▶ [ENTRIES SHOWN]
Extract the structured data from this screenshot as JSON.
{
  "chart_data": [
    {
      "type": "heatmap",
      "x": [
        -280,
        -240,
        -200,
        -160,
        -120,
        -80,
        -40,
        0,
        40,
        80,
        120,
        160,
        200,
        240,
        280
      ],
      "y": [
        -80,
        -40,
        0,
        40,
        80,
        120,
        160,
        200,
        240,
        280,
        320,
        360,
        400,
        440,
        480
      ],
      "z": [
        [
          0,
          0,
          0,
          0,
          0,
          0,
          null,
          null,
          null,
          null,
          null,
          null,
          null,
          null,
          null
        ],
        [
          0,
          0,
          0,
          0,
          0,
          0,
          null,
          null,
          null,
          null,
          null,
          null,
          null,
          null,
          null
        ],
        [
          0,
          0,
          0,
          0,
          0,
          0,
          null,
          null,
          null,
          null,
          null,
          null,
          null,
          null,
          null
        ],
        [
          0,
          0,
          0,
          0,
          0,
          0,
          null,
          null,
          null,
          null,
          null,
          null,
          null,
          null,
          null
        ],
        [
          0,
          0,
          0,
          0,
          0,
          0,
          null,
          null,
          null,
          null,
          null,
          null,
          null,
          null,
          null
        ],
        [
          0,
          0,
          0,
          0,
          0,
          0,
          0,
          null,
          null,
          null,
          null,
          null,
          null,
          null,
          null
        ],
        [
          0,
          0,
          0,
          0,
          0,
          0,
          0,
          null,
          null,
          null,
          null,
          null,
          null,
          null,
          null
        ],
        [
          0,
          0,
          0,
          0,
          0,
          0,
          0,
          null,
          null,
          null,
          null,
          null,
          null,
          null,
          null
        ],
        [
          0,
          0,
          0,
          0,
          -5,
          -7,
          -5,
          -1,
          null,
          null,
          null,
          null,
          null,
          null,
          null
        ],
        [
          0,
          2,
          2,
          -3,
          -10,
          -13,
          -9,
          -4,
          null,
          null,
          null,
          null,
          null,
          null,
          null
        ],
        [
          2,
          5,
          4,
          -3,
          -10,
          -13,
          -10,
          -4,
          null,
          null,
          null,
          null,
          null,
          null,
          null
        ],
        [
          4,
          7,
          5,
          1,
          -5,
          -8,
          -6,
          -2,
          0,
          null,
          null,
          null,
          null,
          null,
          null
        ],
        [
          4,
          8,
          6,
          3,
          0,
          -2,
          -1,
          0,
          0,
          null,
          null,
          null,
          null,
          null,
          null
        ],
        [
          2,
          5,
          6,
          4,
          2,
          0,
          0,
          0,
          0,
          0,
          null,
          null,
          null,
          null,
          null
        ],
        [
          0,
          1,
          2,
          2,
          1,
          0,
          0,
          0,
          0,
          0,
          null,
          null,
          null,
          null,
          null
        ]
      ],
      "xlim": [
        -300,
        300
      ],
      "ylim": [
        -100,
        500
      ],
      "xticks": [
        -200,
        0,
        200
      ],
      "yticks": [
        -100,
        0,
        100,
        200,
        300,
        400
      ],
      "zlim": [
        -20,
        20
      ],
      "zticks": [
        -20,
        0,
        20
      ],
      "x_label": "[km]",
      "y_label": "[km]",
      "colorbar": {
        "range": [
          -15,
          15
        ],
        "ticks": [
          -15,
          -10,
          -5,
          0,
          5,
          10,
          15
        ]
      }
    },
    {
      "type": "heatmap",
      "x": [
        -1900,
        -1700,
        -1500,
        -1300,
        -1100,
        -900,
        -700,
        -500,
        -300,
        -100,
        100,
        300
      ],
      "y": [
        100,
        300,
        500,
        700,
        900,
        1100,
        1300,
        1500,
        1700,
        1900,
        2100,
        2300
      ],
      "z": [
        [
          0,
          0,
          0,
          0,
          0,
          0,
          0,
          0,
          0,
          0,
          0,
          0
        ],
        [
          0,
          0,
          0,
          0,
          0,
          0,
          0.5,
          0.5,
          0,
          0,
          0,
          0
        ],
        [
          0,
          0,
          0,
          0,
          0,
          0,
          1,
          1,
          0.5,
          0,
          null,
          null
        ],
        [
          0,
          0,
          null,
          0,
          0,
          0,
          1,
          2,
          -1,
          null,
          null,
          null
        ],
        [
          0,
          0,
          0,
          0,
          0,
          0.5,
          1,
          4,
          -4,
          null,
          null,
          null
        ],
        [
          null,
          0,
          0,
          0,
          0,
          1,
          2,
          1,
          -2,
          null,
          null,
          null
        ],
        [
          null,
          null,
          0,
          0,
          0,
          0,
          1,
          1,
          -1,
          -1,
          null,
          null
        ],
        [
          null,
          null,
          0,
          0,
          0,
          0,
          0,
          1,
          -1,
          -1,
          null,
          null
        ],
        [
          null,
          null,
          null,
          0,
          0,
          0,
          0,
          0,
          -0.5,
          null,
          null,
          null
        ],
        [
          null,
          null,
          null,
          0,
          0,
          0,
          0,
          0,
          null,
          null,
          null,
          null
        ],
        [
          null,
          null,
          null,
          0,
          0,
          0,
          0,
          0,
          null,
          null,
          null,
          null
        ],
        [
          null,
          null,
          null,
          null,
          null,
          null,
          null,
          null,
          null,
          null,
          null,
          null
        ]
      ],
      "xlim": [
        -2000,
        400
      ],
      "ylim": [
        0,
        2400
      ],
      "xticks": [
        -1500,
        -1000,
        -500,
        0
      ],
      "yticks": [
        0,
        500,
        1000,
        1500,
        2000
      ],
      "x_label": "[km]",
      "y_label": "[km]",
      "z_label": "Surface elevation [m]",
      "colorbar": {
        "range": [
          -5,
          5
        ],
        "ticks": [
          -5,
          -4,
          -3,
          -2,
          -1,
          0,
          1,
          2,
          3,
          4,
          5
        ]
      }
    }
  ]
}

--

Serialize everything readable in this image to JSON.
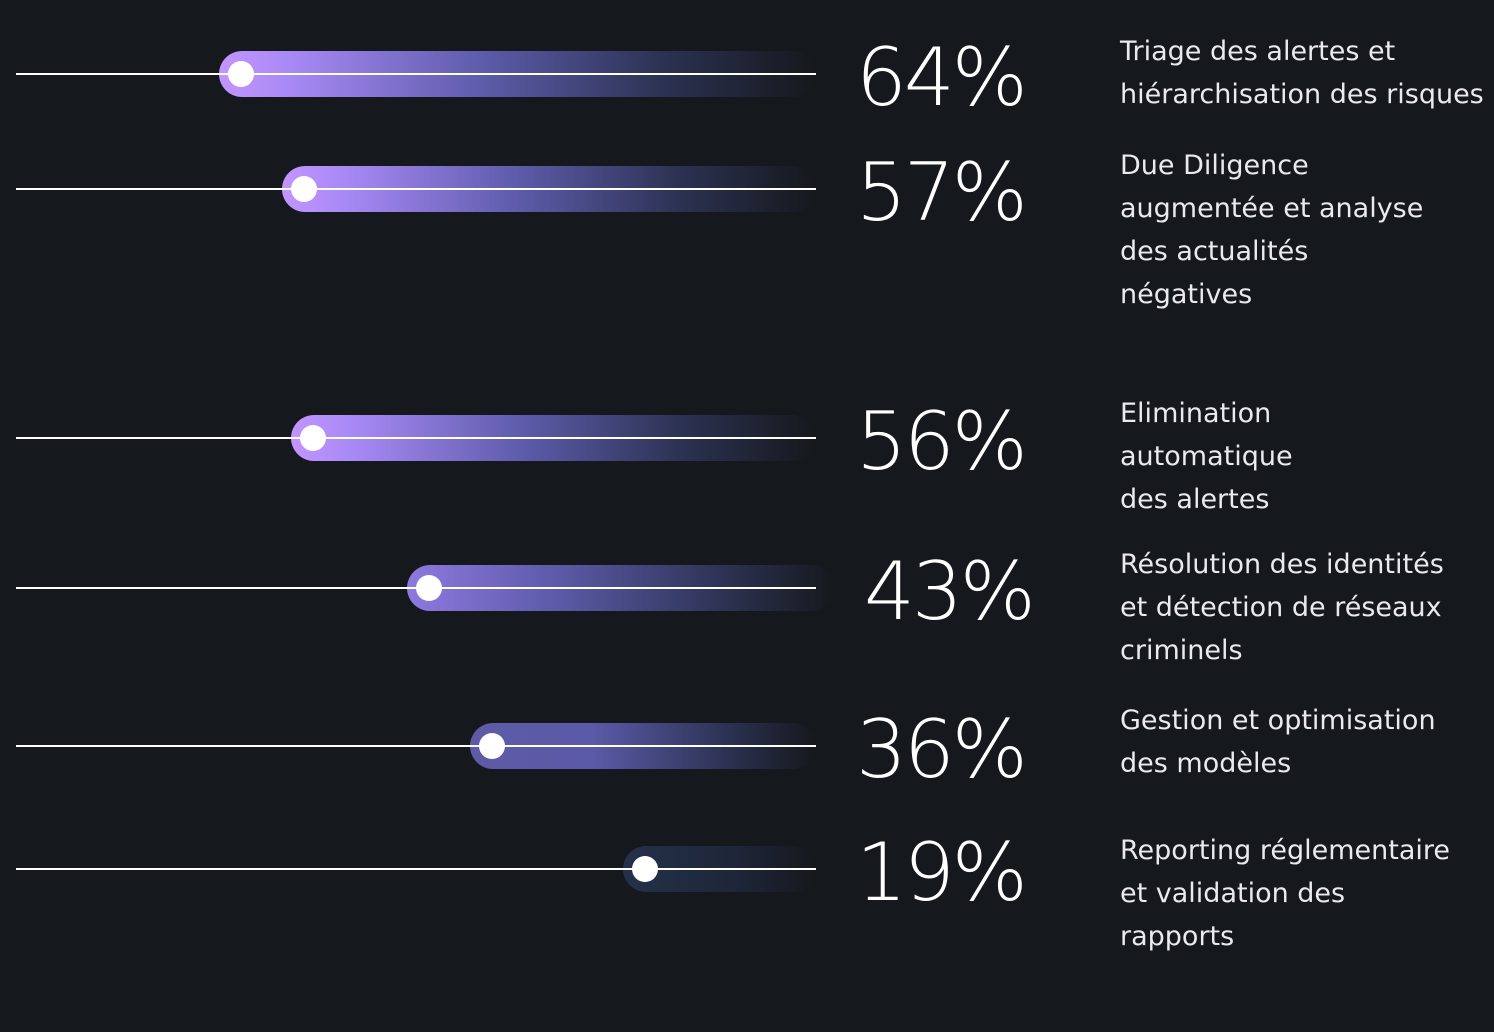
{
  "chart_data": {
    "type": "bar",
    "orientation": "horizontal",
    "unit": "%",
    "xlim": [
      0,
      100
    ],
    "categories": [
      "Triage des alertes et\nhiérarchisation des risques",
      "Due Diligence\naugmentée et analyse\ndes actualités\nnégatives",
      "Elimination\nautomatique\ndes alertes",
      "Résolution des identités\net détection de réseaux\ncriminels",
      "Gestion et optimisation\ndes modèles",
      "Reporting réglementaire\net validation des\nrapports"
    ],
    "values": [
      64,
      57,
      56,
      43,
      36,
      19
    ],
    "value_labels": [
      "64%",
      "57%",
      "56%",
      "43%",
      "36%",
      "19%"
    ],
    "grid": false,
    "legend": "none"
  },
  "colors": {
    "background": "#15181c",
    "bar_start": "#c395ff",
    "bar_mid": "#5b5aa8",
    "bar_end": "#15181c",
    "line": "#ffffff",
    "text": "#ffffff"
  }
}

▶ [PROMPT]
How many lines of the listing include the string "this"? Answer with the number alone.

▶ [ANSWER TO THE PROBLEM]
2